> Prompt
Each line containing the word "grubego" must be reported.

> Records for processing
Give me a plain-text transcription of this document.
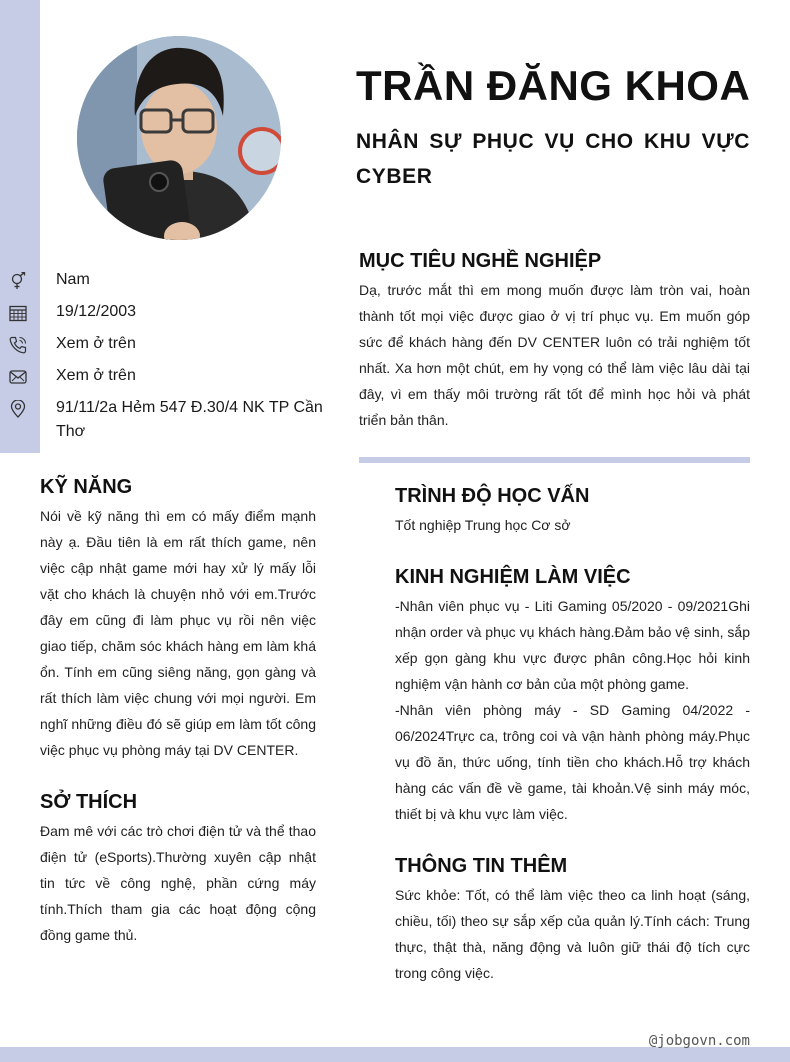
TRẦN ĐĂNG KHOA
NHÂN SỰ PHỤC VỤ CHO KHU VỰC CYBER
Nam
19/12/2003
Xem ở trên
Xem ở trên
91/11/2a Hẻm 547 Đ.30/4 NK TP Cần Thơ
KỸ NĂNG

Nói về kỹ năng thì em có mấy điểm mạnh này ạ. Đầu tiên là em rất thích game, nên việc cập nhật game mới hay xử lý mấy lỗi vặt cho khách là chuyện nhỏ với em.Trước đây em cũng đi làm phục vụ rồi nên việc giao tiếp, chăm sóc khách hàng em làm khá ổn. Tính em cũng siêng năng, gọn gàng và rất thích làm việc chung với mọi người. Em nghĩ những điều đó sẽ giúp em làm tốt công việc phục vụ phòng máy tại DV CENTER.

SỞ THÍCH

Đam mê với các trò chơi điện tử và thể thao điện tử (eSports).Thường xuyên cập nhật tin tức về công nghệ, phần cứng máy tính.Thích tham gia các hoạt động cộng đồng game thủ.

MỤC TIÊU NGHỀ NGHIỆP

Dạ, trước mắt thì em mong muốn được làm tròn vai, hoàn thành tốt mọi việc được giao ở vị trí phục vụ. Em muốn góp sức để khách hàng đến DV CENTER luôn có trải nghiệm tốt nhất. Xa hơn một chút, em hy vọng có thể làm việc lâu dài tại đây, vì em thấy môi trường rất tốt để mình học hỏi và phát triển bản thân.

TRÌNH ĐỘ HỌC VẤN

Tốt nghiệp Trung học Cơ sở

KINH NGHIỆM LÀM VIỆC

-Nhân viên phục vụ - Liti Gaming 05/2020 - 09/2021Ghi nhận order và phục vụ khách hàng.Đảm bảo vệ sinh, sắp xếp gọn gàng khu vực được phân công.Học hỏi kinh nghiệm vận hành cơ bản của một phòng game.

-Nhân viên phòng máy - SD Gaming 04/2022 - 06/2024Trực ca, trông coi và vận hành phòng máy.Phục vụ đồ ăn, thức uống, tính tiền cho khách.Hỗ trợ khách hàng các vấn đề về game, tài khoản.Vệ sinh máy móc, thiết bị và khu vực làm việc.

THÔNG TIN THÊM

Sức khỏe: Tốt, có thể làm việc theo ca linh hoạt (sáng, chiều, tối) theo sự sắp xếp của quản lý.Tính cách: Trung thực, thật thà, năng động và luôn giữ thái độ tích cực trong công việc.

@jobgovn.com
==
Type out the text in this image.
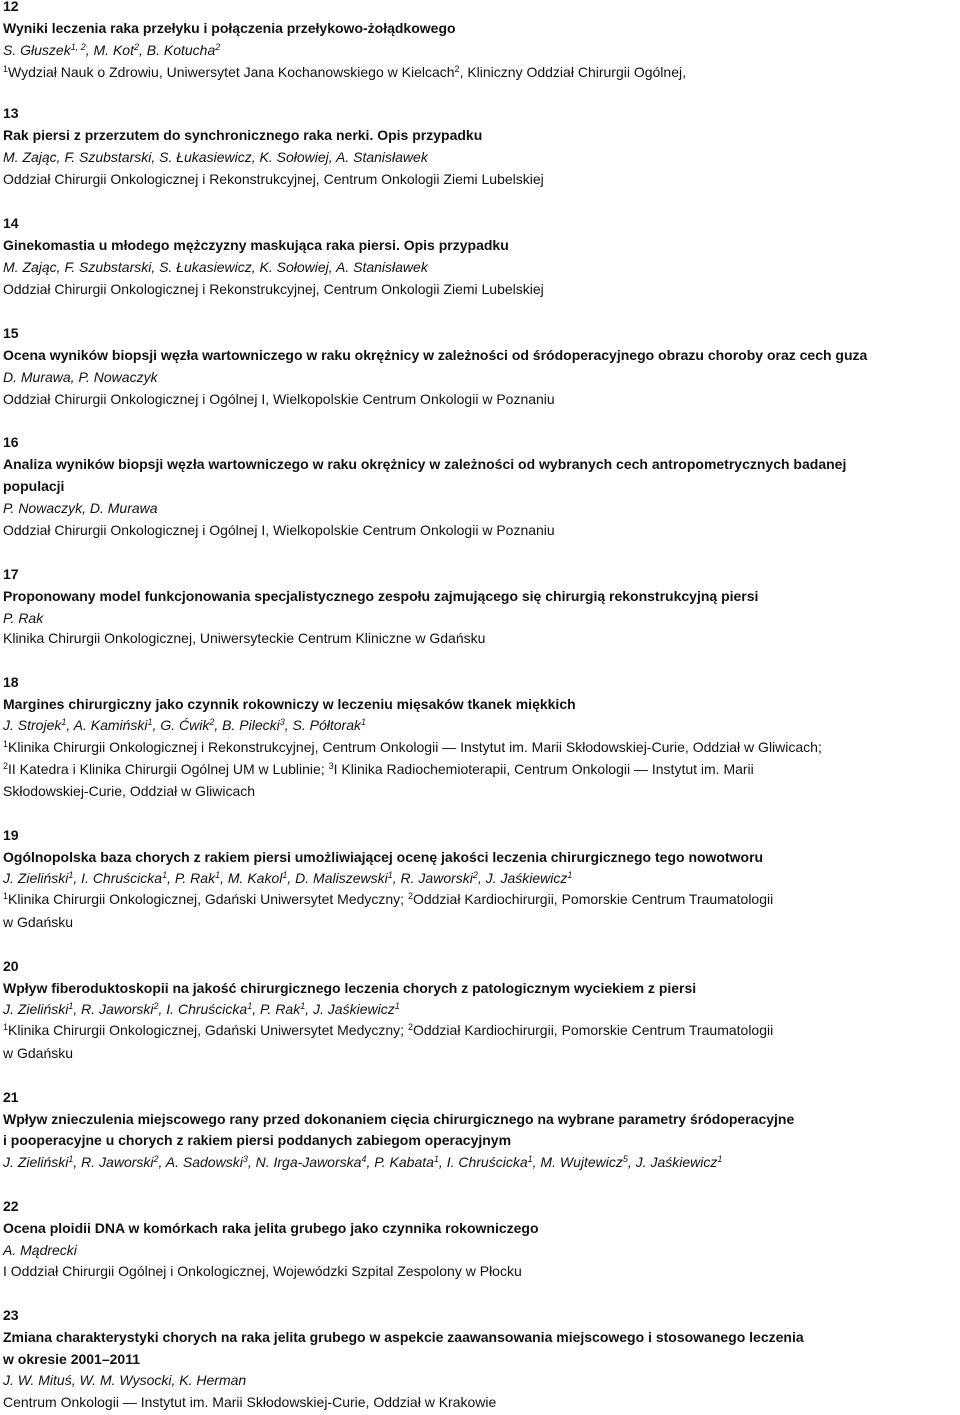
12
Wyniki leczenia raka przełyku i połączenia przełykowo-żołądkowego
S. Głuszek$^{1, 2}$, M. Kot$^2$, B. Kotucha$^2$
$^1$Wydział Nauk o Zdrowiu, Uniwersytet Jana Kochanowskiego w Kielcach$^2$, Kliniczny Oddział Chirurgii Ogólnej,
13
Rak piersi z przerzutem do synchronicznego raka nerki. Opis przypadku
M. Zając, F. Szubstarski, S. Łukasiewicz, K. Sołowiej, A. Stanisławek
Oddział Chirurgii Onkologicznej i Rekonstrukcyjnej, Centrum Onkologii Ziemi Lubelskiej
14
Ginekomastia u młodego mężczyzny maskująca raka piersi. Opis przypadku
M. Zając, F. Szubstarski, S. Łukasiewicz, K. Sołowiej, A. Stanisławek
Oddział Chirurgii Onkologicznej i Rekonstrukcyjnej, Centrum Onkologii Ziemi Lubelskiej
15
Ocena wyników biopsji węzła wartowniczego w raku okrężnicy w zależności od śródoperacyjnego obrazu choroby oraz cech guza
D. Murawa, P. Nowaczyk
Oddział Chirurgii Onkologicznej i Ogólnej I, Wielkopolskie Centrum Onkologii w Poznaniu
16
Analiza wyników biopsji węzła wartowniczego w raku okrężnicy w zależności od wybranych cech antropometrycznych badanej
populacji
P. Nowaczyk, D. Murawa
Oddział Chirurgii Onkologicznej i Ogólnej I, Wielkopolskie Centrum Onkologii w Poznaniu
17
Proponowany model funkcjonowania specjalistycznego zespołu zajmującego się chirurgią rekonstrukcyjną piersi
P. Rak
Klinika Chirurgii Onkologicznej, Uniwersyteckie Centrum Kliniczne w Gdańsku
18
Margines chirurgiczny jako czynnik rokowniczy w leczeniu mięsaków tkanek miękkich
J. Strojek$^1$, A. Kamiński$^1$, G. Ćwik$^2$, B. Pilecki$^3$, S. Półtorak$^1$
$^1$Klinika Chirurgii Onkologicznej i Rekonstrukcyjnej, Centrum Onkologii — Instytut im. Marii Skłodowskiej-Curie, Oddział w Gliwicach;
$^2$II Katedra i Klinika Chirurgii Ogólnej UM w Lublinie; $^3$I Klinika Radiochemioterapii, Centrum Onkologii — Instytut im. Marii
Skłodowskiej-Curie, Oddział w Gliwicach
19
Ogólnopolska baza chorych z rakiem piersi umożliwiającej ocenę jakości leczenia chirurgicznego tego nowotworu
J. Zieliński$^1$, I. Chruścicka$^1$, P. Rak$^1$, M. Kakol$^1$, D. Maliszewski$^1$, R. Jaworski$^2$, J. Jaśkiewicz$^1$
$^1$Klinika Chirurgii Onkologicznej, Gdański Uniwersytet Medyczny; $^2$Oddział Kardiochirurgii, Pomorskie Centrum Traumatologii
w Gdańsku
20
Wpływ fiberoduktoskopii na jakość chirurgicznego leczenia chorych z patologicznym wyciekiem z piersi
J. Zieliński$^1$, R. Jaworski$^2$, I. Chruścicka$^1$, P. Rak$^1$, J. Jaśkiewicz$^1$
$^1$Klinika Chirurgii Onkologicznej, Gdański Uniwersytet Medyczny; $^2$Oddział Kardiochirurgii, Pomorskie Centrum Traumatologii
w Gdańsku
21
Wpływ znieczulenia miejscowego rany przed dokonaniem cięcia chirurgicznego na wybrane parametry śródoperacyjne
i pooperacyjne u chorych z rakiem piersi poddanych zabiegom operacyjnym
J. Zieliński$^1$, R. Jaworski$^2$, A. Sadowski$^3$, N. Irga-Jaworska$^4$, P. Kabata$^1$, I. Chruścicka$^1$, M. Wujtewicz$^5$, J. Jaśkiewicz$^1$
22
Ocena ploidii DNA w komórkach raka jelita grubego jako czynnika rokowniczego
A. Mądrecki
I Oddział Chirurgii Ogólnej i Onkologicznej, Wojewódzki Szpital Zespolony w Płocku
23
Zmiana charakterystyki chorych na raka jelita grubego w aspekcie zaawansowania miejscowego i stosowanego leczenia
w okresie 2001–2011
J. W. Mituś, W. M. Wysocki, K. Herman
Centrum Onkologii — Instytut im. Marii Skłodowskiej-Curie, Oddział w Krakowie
==
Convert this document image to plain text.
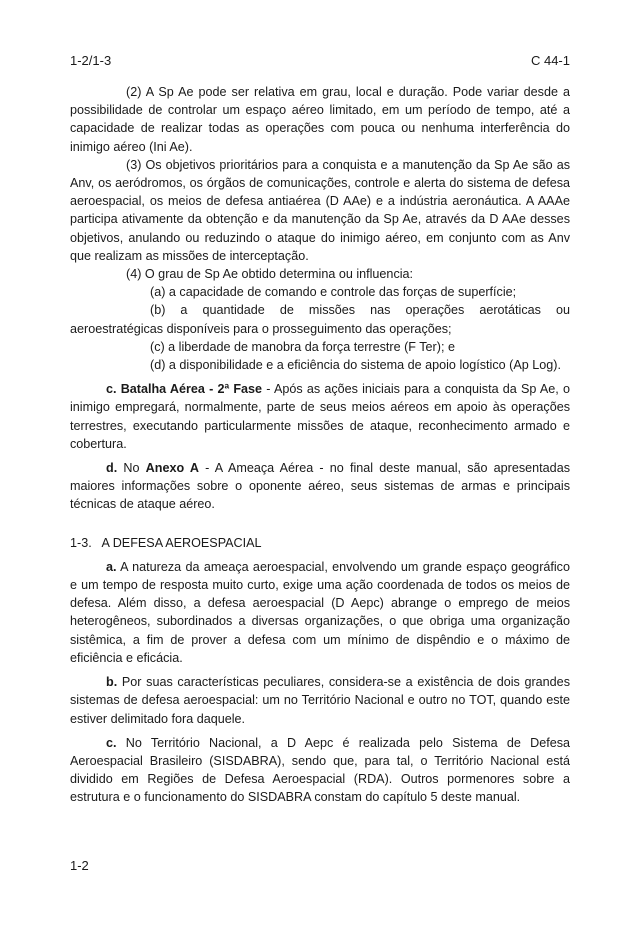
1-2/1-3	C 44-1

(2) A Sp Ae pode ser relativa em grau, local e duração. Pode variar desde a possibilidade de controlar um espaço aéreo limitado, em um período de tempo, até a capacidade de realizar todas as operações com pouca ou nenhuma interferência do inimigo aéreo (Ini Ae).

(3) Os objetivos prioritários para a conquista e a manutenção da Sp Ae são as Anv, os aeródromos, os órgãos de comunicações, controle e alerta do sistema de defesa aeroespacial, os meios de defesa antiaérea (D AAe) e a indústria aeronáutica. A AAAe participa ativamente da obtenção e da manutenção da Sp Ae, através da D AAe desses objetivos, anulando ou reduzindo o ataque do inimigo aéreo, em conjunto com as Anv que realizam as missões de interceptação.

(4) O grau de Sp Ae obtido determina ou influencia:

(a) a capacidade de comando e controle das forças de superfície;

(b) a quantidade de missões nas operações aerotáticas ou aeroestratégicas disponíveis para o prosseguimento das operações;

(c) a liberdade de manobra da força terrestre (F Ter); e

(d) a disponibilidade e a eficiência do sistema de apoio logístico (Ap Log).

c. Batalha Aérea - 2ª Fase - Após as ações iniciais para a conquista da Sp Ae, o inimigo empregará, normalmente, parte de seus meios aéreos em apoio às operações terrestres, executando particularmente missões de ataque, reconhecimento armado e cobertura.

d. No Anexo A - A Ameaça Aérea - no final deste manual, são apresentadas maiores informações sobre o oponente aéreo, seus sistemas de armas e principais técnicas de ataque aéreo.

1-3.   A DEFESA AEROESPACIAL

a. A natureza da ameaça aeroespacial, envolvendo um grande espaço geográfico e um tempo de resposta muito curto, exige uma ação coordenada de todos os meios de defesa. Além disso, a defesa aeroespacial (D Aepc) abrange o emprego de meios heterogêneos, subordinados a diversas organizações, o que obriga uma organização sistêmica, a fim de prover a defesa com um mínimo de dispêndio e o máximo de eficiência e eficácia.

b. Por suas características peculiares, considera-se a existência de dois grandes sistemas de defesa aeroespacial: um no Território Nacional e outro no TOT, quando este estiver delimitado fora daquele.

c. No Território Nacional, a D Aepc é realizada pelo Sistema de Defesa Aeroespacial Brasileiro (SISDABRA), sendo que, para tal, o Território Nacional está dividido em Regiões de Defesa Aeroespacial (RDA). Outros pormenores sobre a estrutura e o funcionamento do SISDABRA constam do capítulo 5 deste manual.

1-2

> Task result
Ocena ploidii DNA w komórkach raka jelita grubego jako czynnika rokowniczego
Zmiana charakterystyki chorych na raka jelita grubego w aspekcie zaawansowania miejscowego i stosowanego leczenia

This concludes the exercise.